▶ [TASK BRIEF]: Repeat the records below exactly.

▶ [THE RECORDS]:
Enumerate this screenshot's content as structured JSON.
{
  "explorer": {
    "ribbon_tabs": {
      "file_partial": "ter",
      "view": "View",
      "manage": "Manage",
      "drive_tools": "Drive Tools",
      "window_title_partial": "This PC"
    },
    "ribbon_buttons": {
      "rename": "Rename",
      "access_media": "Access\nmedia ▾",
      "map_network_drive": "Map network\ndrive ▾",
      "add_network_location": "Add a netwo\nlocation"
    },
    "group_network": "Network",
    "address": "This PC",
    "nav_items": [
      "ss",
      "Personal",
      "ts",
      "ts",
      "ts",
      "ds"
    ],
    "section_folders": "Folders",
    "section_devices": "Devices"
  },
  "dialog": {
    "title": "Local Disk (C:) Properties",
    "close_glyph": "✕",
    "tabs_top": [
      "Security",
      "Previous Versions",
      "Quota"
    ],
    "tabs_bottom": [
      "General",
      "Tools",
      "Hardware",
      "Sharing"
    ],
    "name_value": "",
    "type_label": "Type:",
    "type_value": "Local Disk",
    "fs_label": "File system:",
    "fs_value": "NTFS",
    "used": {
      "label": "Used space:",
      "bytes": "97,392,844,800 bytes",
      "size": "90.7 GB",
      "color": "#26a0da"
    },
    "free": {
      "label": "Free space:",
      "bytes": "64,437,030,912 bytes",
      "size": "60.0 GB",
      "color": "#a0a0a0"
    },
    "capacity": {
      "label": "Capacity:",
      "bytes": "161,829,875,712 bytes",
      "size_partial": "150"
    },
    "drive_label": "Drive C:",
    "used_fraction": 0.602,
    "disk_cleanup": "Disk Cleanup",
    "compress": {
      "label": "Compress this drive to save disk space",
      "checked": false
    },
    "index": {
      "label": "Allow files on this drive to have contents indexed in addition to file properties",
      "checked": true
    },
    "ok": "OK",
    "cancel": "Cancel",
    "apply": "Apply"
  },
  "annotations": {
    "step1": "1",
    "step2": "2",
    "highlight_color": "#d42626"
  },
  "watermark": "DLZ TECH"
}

▶ [REPLY TO THE TASK]:
Enumerate this screenshot's content as structured JSON.
{
  "explorer": {
    "ribbon_tabs": {
      "file_partial": "ter",
      "view": "View",
      "manage": "Manage",
      "drive_tools": "Drive Tools",
      "window_title_partial": "This PC"
    },
    "ribbon_buttons": {
      "rename": "Rename",
      "access_media": "Access\nmedia ▾",
      "map_network_drive": "Map network\ndrive ▾",
      "add_network_location": "Add a netwo\nlocation"
    },
    "group_network": "Network",
    "address": "This PC",
    "nav_items": [
      "ss",
      "Personal",
      "ts",
      "ts",
      "ts",
      "ds"
    ],
    "section_folders": "Folders",
    "section_devices": "Devices"
  },
  "dialog": {
    "title": "Local Disk (C:) Properties",
    "close_glyph": "✕",
    "tabs_top": [
      "Security",
      "Previous Versions",
      "Quota"
    ],
    "tabs_bottom": [
      "General",
      "Tools",
      "Hardware",
      "Sharing"
    ],
    "name_value": "",
    "type_label": "Type:",
    "type_value": "Local Disk",
    "fs_label": "File system:",
    "fs_value": "NTFS",
    "used": {
      "label": "Used space:",
      "bytes": "97,392,844,800 bytes",
      "size": "90.7 GB",
      "color": "#26a0da"
    },
    "free": {
      "label": "Free space:",
      "bytes": "64,437,030,912 bytes",
      "size": "60.0 GB",
      "color": "#a0a0a0"
    },
    "capacity": {
      "label": "Capacity:",
      "bytes": "161,829,875,712 bytes",
      "size_partial": "150"
    },
    "drive_label": "Drive C:",
    "used_fraction": 0.602,
    "disk_cleanup": "Disk Cleanup",
    "compress": {
      "label": "Compress this drive to save disk space",
      "checked": false
    },
    "index": {
      "label": "Allow files on this drive to have contents indexed in addition to file properties",
      "checked": true
    },
    "ok": "OK",
    "cancel": "Cancel",
    "apply": "Apply"
  },
  "annotations": {
    "step1": "1",
    "step2": "2",
    "highlight_color": "#d42626"
  },
  "watermark": "DLZ TECH"
}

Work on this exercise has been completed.